> [SUPPLIED DATA]

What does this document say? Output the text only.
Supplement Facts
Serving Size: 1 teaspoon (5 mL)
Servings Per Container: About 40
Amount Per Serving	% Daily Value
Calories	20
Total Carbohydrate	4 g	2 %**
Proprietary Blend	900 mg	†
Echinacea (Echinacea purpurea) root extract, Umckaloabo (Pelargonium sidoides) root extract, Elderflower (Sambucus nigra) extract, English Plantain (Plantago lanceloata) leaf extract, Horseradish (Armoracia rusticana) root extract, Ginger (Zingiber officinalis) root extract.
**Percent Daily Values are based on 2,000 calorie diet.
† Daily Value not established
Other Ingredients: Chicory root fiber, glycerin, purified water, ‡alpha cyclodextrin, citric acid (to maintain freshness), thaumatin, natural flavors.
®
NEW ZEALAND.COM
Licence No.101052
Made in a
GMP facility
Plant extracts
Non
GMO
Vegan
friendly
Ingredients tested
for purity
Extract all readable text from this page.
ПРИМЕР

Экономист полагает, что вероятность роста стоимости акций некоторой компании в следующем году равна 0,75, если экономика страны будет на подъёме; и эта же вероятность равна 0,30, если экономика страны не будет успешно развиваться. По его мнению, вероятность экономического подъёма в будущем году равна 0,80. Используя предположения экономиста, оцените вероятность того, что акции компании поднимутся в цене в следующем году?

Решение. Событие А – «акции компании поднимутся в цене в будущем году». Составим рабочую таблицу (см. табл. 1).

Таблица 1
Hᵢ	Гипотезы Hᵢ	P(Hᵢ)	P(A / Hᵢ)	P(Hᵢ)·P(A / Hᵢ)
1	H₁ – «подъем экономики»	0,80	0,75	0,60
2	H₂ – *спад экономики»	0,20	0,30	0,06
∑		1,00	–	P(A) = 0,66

> [WHAT THIS TASK INVOLVES] Extract all of the data shown above and repeat it verbatim.

> [SOLVED EXERCISE]
What does this document say? Output the text only.
Supplement Facts
Serving Size: 1 teaspoon (5 mL)
Servings Per Container: About 40
Amount Per Serving	% Daily Value
Calories	20
Total Carbohydrate	4 g	2 %**
Proprietary Blend	900 mg	†
Echinacea (Echinacea purpurea) root extract, Umckaloabo (Pelargonium sidoides) root extract, Elderflower (Sambucus nigra) extract, English Plantain (Plantago lanceloata) leaf extract, Horseradish (Armoracia rusticana) root extract, Ginger (Zingiber officinalis) root extract.
**Percent Daily Values are based on 2,000 calorie diet.
† Daily Value not established
Other Ingredients: Chicory root fiber, glycerin, purified water, ‡alpha cyclodextrin, citric acid (to maintain freshness), thaumatin, natural flavors.
®
NEW ZEALAND.COM
Licence No.101052
Made in a
GMP facility
Plant extracts
Non
GMO
Vegan
friendly
Ingredients tested
for purity
Extract all readable text from this page.
ПРИМЕР

Экономист полагает, что вероятность роста стоимости акций некоторой компании в следующем году равна 0,75, если экономика страны будет на подъёме; и эта же вероятность равна 0,30, если экономика страны не будет успешно развиваться. По его мнению, вероятность экономического подъёма в будущем году равна 0,80. Используя предположения экономиста, оцените вероятность того, что акции компании поднимутся в цене в следующем году?

Решение. Событие А – «акции компании поднимутся в цене в будущем году». Составим рабочую таблицу (см. табл. 1).

Таблица 1
Hᵢ	Гипотезы Hᵢ	P(Hᵢ)	P(A / Hᵢ)	P(Hᵢ)·P(A / Hᵢ)
1	H₁ – «подъем экономики»	0,80	0,75	0,60
2	H₂ – *спад экономики»	0,20	0,30	0,06
∑		1,00	–	P(A) = 0,66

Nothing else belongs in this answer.